Your task - Gather all lines in the records below that include the word "this".

Data extracted from a collection

"""

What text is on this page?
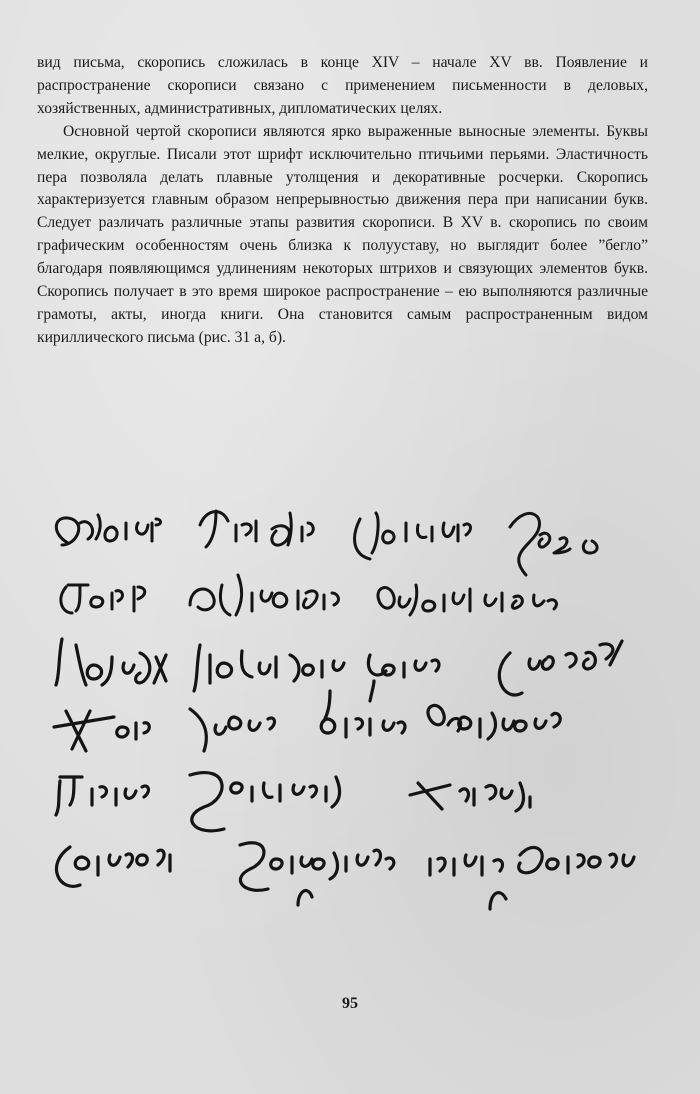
вид письма, скоропись сложилась в конце XIV – начале XV вв. Появление и распространение скорописи связано с применением письменности в деловых, хозяйственных, административных, дипломатических целях.

Основной чертой скорописи являются ярко выраженные выносные элементы. Буквы мелкие, округлые. Писали этот шрифт исключительно птичьими перьями. Эластичность пера позволяла делать плавные утолщения и декоративные росчерки. Скоропись характеризуется главным образом непрерывностью движения пера при написании букв. Следует различать различные этапы развития скорописи. В XV в. скоропись по своим графическим особенностям очень близка к полууставу, но выглядит более ”бегло” благодаря появляющимся удлинениям некоторых штрихов и связующих элементов букв. Скоропись получает в это время широкое распространение – ею выполняются различные грамоты, акты, иногда книги. Она становится самым распространенным видом кириллического письма (рис. 31 а, б).

95
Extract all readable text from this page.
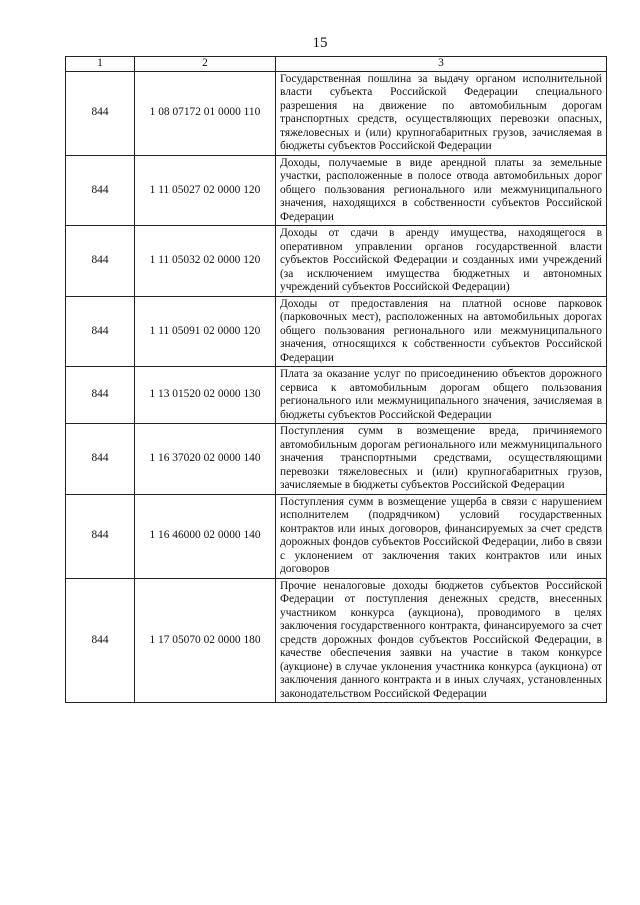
15
1	2	3
844	1 08 07172 01 0000 110	Государственная пошлина за выдачу органом исполнительной власти субъекта Российской Федерации специального разрешения на движение по автомобильным дорогам транспортных средств, осуществляющих перевозки опасных, тяжеловесных и (или) крупногабаритных грузов, зачисляемая в бюджеты субъектов Российской Федерации
844	1 11 05027 02 0000 120	Доходы, получаемые в виде арендной платы за земельные участки, расположенные в полосе отвода автомобильных дорог общего пользования регионального или межмуниципального значения, находящихся в собственности субъектов Российской Федерации
844	1 11 05032 02 0000 120	Доходы от сдачи в аренду имущества, находящегося в оперативном управлении органов государственной власти субъектов Российской Федерации и созданных ими учреждений (за исключением имущества бюджетных и автономных учреждений субъектов Российской Федерации)
844	1 11 05091 02 0000 120	Доходы от предоставления на платной основе парковок (парковочных мест), расположенных на автомобильных дорогах общего пользования регионального или межмуниципального значения, относящихся к собственности субъектов Российской Федерации
844	1 13 01520 02 0000 130	Плата за оказание услуг по присоединению объектов дорожного сервиса к автомобильным дорогам общего пользования регионального или межмуниципального значения, зачисляемая в бюджеты субъектов Российской Федерации
844	1 16 37020 02 0000 140	Поступления сумм в возмещение вреда, причиняемого автомобильным дорогам регионального или межмуниципального значения транспортными средствами, осуществляющими перевозки тяжеловесных и (или) крупногабаритных грузов, зачисляемые в бюджеты субъектов Российской Федерации
844	1 16 46000 02 0000 140	Поступления сумм в возмещение ущерба в связи с нарушением исполнителем (подрядчиком) условий государственных контрактов или иных договоров, финансируемых за счет средств дорожных фондов субъектов Российской Федерации, либо в связи с уклонением от заключения таких контрактов или иных договоров
844	1 17 05070 02 0000 180	Прочие неналоговые доходы бюджетов субъектов Российской Федерации от поступления денежных средств, внесенных участником конкурса (аукциона), проводимого в целях заключения государственного контракта, финансируемого за счет средств дорожных фондов субъектов Российской Федерации, в качестве обеспечения заявки на участие в таком конкурсе (аукционе) в случае уклонения участника конкурса (аукциона) от заключения данного контракта и в иных случаях, установленных законодательством Российской Федерации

"""

Task response -
What text is on this page?
Extract all readable text from this page.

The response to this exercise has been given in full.